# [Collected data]

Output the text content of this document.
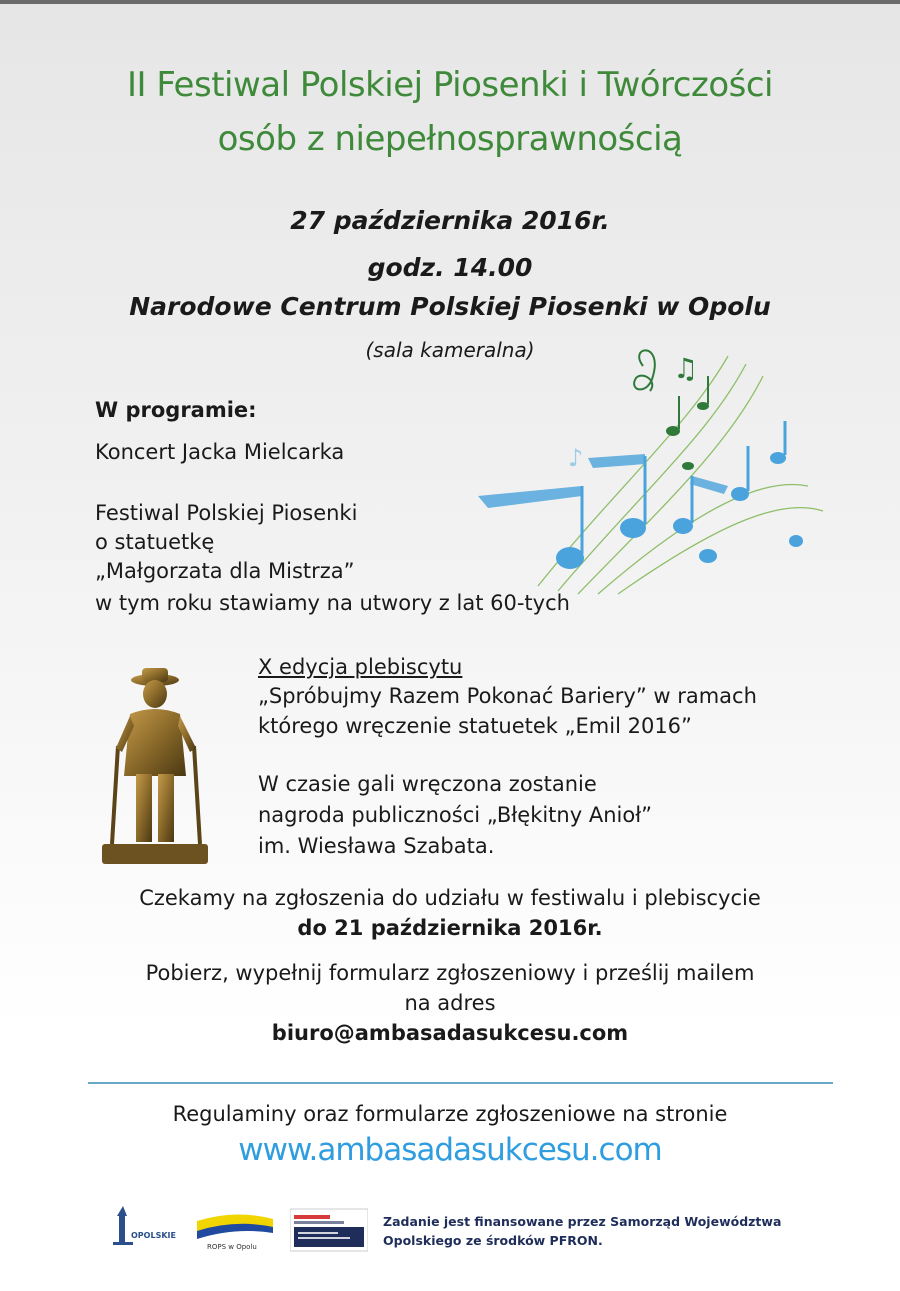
II Festiwal Polskiej Piosenki i Twórczości
osób z niepełnosprawnością
27 października 2016r.
godz. 14.00
Narodowe Centrum Polskiej Piosenki w Opolu
(sala kameralna)
♫
♪
W programie:
Koncert Jacka Mielcarka
Festiwal Polskiej Piosenki
o statuetkę
„Małgorzata dla Mistrza”
w tym roku stawiamy na utwory z lat 60-tych
X edycja plebiscytu
„Spróbujmy Razem Pokonać Bariery” w ramach
którego wręczenie statuetek „Emil 2016”
W czasie gali wręczona zostanie
nagroda publiczności „Błękitny Anioł”
im. Wiesława Szabata.
Czekamy na zgłoszenia do udziału w festiwalu i plebiscycie
do 21 października 2016r.
Pobierz, wypełnij formularz zgłoszeniowy i prześlij mailem
na adres
biuro@ambasadasukcesu.com
Regulaminy oraz formularze zgłoszeniowe na stronie
www.ambasadasukcesu.com
OPOLSKIE
ROPS w Opolu
Zadanie jest finansowane przez Samorząd Województwa
Opolskiego ze środków PFRON.
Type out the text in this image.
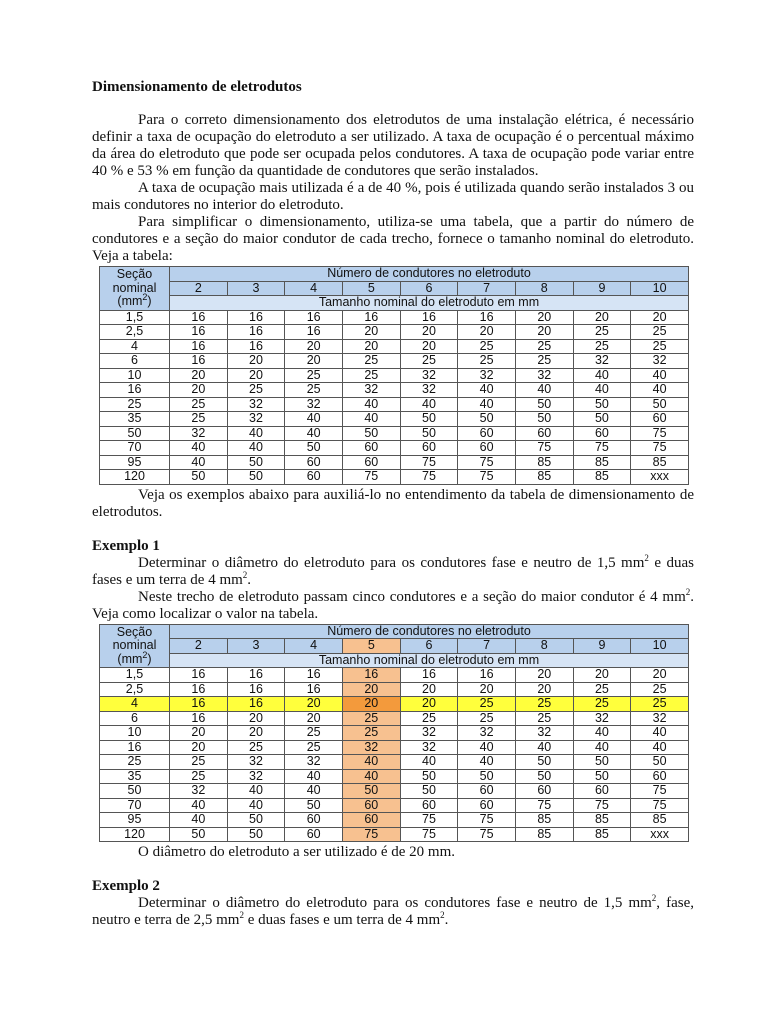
Dimensionamento de eletrodutos

Para o correto dimensionamento dos eletrodutos de uma instalação elétrica, é necessário definir a taxa de ocupação do eletroduto a ser utilizado. A taxa de ocupação é o percentual máximo da área do eletroduto que pode ser ocupada pelos condutores. A taxa de ocupação pode variar entre 40 % e 53 % em função da quantidade de condutores que serão instalados.

A taxa de ocupação mais utilizada é a de 40 %, pois é utilizada quando serão instalados 3 ou mais condutores no interior do eletroduto.

Para simplificar o dimensionamento, utiliza-se uma tabela, que a partir do número de condutores e a seção do maior condutor de cada trecho, fornece o tamanho nominal do eletroduto. Veja a tabela:

Seção
nominal
$(mm^2)$	Número de condutores no eletroduto								
	2	3	4	5	6	7	8	9	10
	Tamanho nominal do eletroduto em mm								
1,5	16	16	16	16	16	16	20	20	20
2,5	16	16	16	20	20	20	20	25	25
4	16	16	20	20	20	25	25	25	25
6	16	20	20	25	25	25	25	32	32
10	20	20	25	25	32	32	32	40	40
16	20	25	25	32	32	40	40	40	40
25	25	32	32	40	40	40	50	50	50
35	25	32	40	40	50	50	50	50	60
50	32	40	40	50	50	60	60	60	75
70	40	40	50	60	60	60	75	75	75
95	40	50	60	60	75	75	85	85	85
120	50	50	60	75	75	75	85	85	xxx

Veja os exemplos abaixo para auxiliá-lo no entendimento da tabela de dimensionamento de eletrodutos.

Exemplo 1

Determinar o diâmetro do eletroduto para os condutores fase e neutro de 1,5 $mm^2$ e duas fases e um terra de 4 $mm^2$.

Neste trecho de eletroduto passam cinco condutores e a seção do maior condutor é 4 $mm^2$. Veja como localizar o valor na tabela.

Seção
nominal
$(mm^2)$	Número de condutores no eletroduto								
	2	3	4	5	6	7	8	9	10
	Tamanho nominal do eletroduto em mm								
1,5	16	16	16	16	16	16	20	20	20
2,5	16	16	16	20	20	20	20	25	25
4	16	16	20	20	20	25	25	25	25
6	16	20	20	25	25	25	25	32	32
10	20	20	25	25	32	32	32	40	40
16	20	25	25	32	32	40	40	40	40
25	25	32	32	40	40	40	50	50	50
35	25	32	40	40	50	50	50	50	60
50	32	40	40	50	50	60	60	60	75
70	40	40	50	60	60	60	75	75	75
95	40	50	60	60	75	75	85	85	85
120	50	50	60	75	75	75	85	85	xxx

O diâmetro do eletroduto a ser utilizado é de 20 mm.

Exemplo 2

Determinar o diâmetro do eletroduto para os condutores fase e neutro de 1,5 $mm^2$, fase, neutro e terra de 2,5 $mm^2$ e duas fases e um terra de 4 $mm^2$.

# [AIM]
All the records above need to be given again word for word. Skip the pictures.

# [FULL OUTPUT]
Output the text content of this document.
II Festiwal Polskiej Piosenki i Twórczości
osób z niepełnosprawnością
27 października 2016r.
godz. 14.00
Narodowe Centrum Polskiej Piosenki w Opolu
(sala kameralna)
♫
♪
W programie:
Koncert Jacka Mielcarka
Festiwal Polskiej Piosenki
o statuetkę
„Małgorzata dla Mistrza”
w tym roku stawiamy na utwory z lat 60-tych
X edycja plebiscytu
„Spróbujmy Razem Pokonać Bariery” w ramach
którego wręczenie statuetek „Emil 2016”
W czasie gali wręczona zostanie
nagroda publiczności „Błękitny Anioł”
im. Wiesława Szabata.
Czekamy na zgłoszenia do udziału w festiwalu i plebiscycie
do 21 października 2016r.
Pobierz, wypełnij formularz zgłoszeniowy i prześlij mailem
na adres
biuro@ambasadasukcesu.com
Regulaminy oraz formularze zgłoszeniowe na stronie
www.ambasadasukcesu.com
OPOLSKIE
ROPS w Opolu
Zadanie jest finansowane przez Samorząd Województwa
Opolskiego ze środków PFRON.
Type out the text in this image.
Dimensionamento de eletrodutos

Para o correto dimensionamento dos eletrodutos de uma instalação elétrica, é necessário definir a taxa de ocupação do eletroduto a ser utilizado. A taxa de ocupação é o percentual máximo da área do eletroduto que pode ser ocupada pelos condutores. A taxa de ocupação pode variar entre 40 % e 53 % em função da quantidade de condutores que serão instalados.

A taxa de ocupação mais utilizada é a de 40 %, pois é utilizada quando serão instalados 3 ou mais condutores no interior do eletroduto.

Para simplificar o dimensionamento, utiliza-se uma tabela, que a partir do número de condutores e a seção do maior condutor de cada trecho, fornece o tamanho nominal do eletroduto. Veja a tabela:

Seção
nominal
$(mm^2)$	Número de condutores no eletroduto								
	2	3	4	5	6	7	8	9	10
	Tamanho nominal do eletroduto em mm								
1,5	16	16	16	16	16	16	20	20	20
2,5	16	16	16	20	20	20	20	25	25
4	16	16	20	20	20	25	25	25	25
6	16	20	20	25	25	25	25	32	32
10	20	20	25	25	32	32	32	40	40
16	20	25	25	32	32	40	40	40	40
25	25	32	32	40	40	40	50	50	50
35	25	32	40	40	50	50	50	50	60
50	32	40	40	50	50	60	60	60	75
70	40	40	50	60	60	60	75	75	75
95	40	50	60	60	75	75	85	85	85
120	50	50	60	75	75	75	85	85	xxx

Veja os exemplos abaixo para auxiliá-lo no entendimento da tabela de dimensionamento de eletrodutos.

Exemplo 1

Determinar o diâmetro do eletroduto para os condutores fase e neutro de 1,5 $mm^2$ e duas fases e um terra de 4 $mm^2$.

Neste trecho de eletroduto passam cinco condutores e a seção do maior condutor é 4 $mm^2$. Veja como localizar o valor na tabela.

Seção
nominal
$(mm^2)$	Número de condutores no eletroduto								
	2	3	4	5	6	7	8	9	10
	Tamanho nominal do eletroduto em mm								
1,5	16	16	16	16	16	16	20	20	20
2,5	16	16	16	20	20	20	20	25	25
4	16	16	20	20	20	25	25	25	25
6	16	20	20	25	25	25	25	32	32
10	20	20	25	25	32	32	32	40	40
16	20	25	25	32	32	40	40	40	40
25	25	32	32	40	40	40	50	50	50
35	25	32	40	40	50	50	50	50	60
50	32	40	40	50	50	60	60	60	75
70	40	40	50	60	60	60	75	75	75
95	40	50	60	60	75	75	85	85	85
120	50	50	60	75	75	75	85	85	xxx

O diâmetro do eletroduto a ser utilizado é de 20 mm.

Exemplo 2

Determinar o diâmetro do eletroduto para os condutores fase e neutro de 1,5 $mm^2$, fase, neutro e terra de 2,5 $mm^2$ e duas fases e um terra de 4 $mm^2$.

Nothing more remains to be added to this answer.